### [Given task]
Write out each line in which the string "text" is present.

### [Data excerpts]
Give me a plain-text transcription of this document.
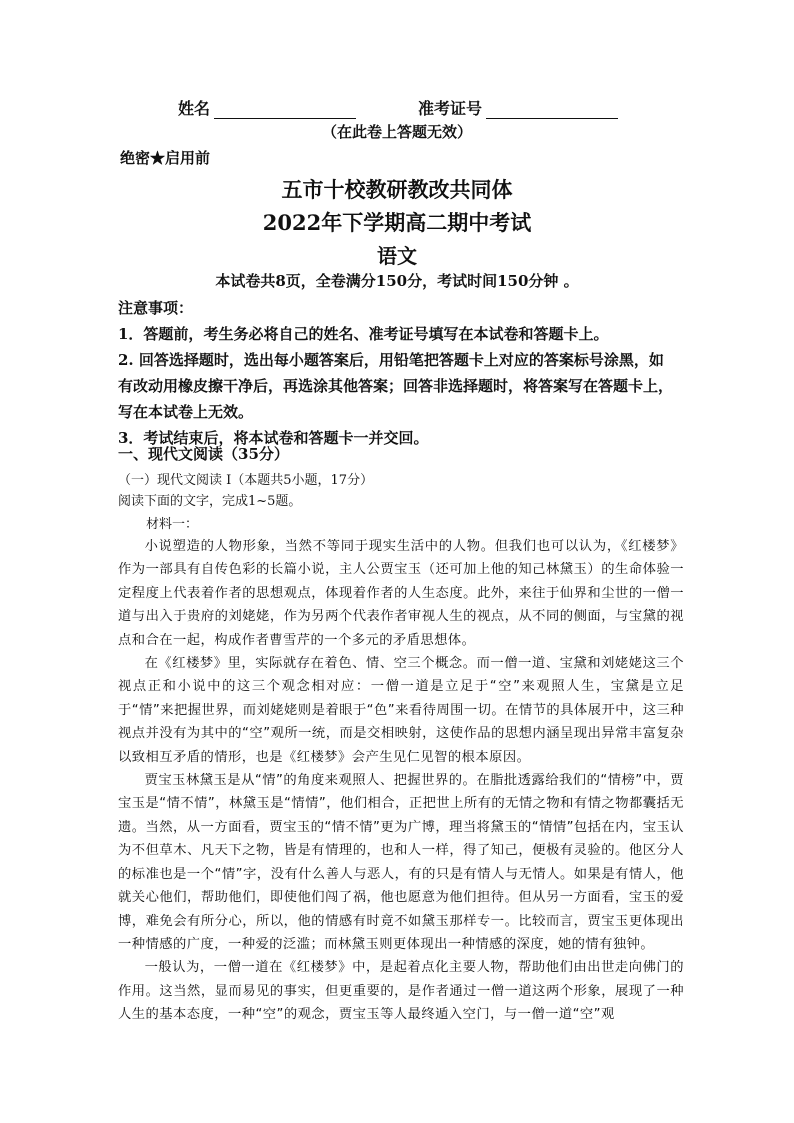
姓名	准考证号
（在此卷上答题无效）
绝密★启用前
五市十校教研教改共同体
2022年下学期高二期中考试
语文
本试卷共8页，全卷满分150分，考试时间150分钟 。

注意事项：

1．答题前，考生务必将自己的姓名、准考证号填写在本试卷和答题卡上。

2. 回答选择题时，选出每小题答案后，用铅笔把答题卡上对应的答案标号涂黑，如有改动用橡皮擦干净后，再选涂其他答案；回答非选择题时，将答案写在答题卡上，写在本试卷上无效。

3．考试结束后，将本试卷和答题卡一并交回。

一、现代文阅读（35分）
（一）现代文阅读 I（本题共5小题，17分）
阅读下面的文字，完成1~5题。
材料一：

小说塑造的人物形象，当然不等同于现实生活中的人物。但我们也可以认为，《红楼梦》作为一部具有自传色彩的长篇小说，主人公贾宝玉（还可加上他的知己林黛玉）的生命体验一定程度上代表着作者的思想观点，体现着作者的人生态度。此外，来往于仙界和尘世的一僧一道与出入于贵府的刘姥姥，作为另两个代表作者审视人生的视点，从不同的侧面，与宝黛的视点和合在一起，构成作者曹雪芹的一个多元的矛盾思想体。

在《红楼梦》里，实际就存在着色、情、空三个概念。而一僧一道、宝黛和刘姥姥这三个视点正和小说中的这三个观念相对应：一僧一道是立足于“空”来观照人生，宝黛是立足于“情”来把握世界，而刘姥姥则是着眼于“色”来看待周围一切。在情节的具体展开中，这三种视点并没有为其中的“空”观所一统，而是交相映射，这使作品的思想内涵呈现出异常丰富复杂以致相互矛盾的情形，也是《红楼梦》会产生见仁见智的根本原因。

贾宝玉林黛玉是从“情”的角度来观照人、把握世界的。在脂批透露给我们的“情榜”中，贾宝玉是“情不情”，林黛玉是“情情”，他们相合，正把世上所有的无情之物和有情之物都囊括无遗。当然，从一方面看，贾宝玉的“情不情”更为广博，理当将黛玉的“情情”包括在内，宝玉认为不但草木、凡天下之物，皆是有情理的，也和人一样，得了知己，便极有灵验的。他区分人的标准也是一个“情”字，没有什么善人与恶人，有的只是有情人与无情人。如果是有情人，他就关心他们，帮助他们，即使他们闯了祸，他也愿意为他们担待。但从另一方面看，宝玉的爱博，难免会有所分心，所以，他的情感有时竟不如黛玉那样专一。比较而言，贾宝玉更体现出一种情感的广度，一种爱的泛滥；而林黛玉则更体现出一种情感的深度，她的情有独钟。

一般认为，一僧一道在《红楼梦》中，是起着点化主要人物，帮助他们由出世走向佛门的作用。这当然，显而易见的事实，但更重要的，是作者通过一僧一道这两个形象，展现了一种人生的基本态度，一种“空”的观念，贾宝玉等人最终遁入空门，与一僧一道“空”观
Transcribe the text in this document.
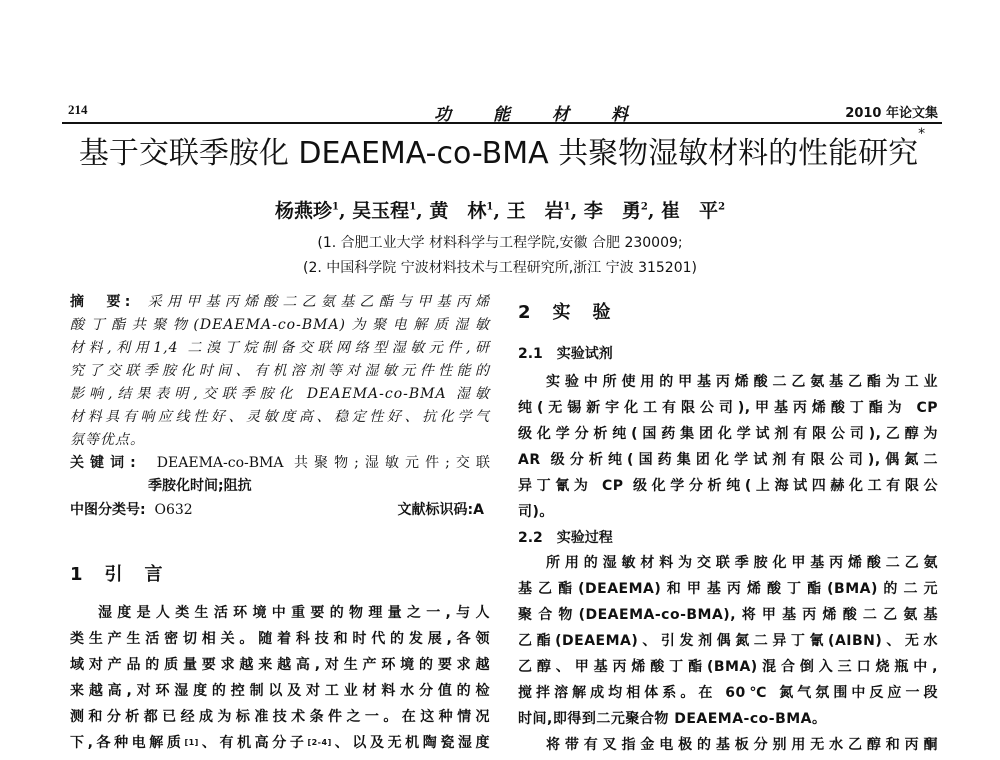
214	功能材料	2010 年论文集
基于交联季胺化 DEAEMA-co-BMA 共聚物湿敏材料的性能研究*
杨燕珍$^1$, 吴玉程$^1$, 黄　林$^1$, 王　岩$^1$, 李　勇$^2$, 崔　平$^2$
(1. 合肥工业大学 材料科学与工程学院,安徽 合肥 230009;
(2. 中国科学院 宁波材料技术与工程研究所,浙江 宁波 315201)
摘　要: 采用甲基丙烯酸二乙氨基乙酯与甲基丙烯
酸丁酯共聚物(DEAEMA-co-BMA)为聚电解质湿敏
材料,利用1,4 二溴丁烷制备交联网络型湿敏元件,研
究了交联季胺化时间、有机溶剂等对湿敏元件性能的
影响,结果表明,交联季胺化 DEAEMA-co-BMA 湿敏
材料具有响应线性好、灵敏度高、稳定性好、抗化学气
氛等优点。
关键词: DEAEMA-co-BMA 共聚物;湿敏元件;交联
季胺化时间;阻抗
中图分类号: O632	文献标识码:A
1　引　言
湿度是人类生活环境中重要的物理量之一,与人
类生产生活密切相关。随着科技和时代的发展,各领
域对产品的质量要求越来越高,对生产环境的要求越
来越高,对环湿度的控制以及对工业材料水分值的检
测和分析都已经成为标准技术条件之一。在这种情况
下,各种电解质[1]、有机高分子[2-4]、以及无机陶瓷湿度
2　实　验
2.1　实验试剂
实验中所使用的甲基丙烯酸二乙氨基乙酯为工业
纯(无锡新宇化工有限公司),甲基丙烯酸丁酯为 CP
级化学分析纯(国药集团化学试剂有限公司),乙醇为
AR 级分析纯(国药集团化学试剂有限公司),偶氮二
异丁氰为 CP 级化学分析纯(上海试四赫化工有限公
司)。
2.2　实验过程
所用的湿敏材料为交联季胺化甲基丙烯酸二乙氨
基乙酯(DEAEMA)和甲基丙烯酸丁酯(BMA)的二元
聚合物(DEAEMA-co-BMA),将甲基丙烯酸二乙氨基
乙酯(DEAEMA)、引发剂偶氮二异丁氰(AIBN)、无水
乙醇、甲基丙烯酸丁酯(BMA)混合倒入三口烧瓶中,
搅拌溶解成均相体系。在 60℃ 氮气氛围中反应一段
时间,即得到二元聚合物 DEAEMA-co-BMA。
将带有叉指金电极的基板分别用无水乙醇和丙酮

### [Worked answer]
Give me a plain-text transcription of this document.
Transcribe the text in this document.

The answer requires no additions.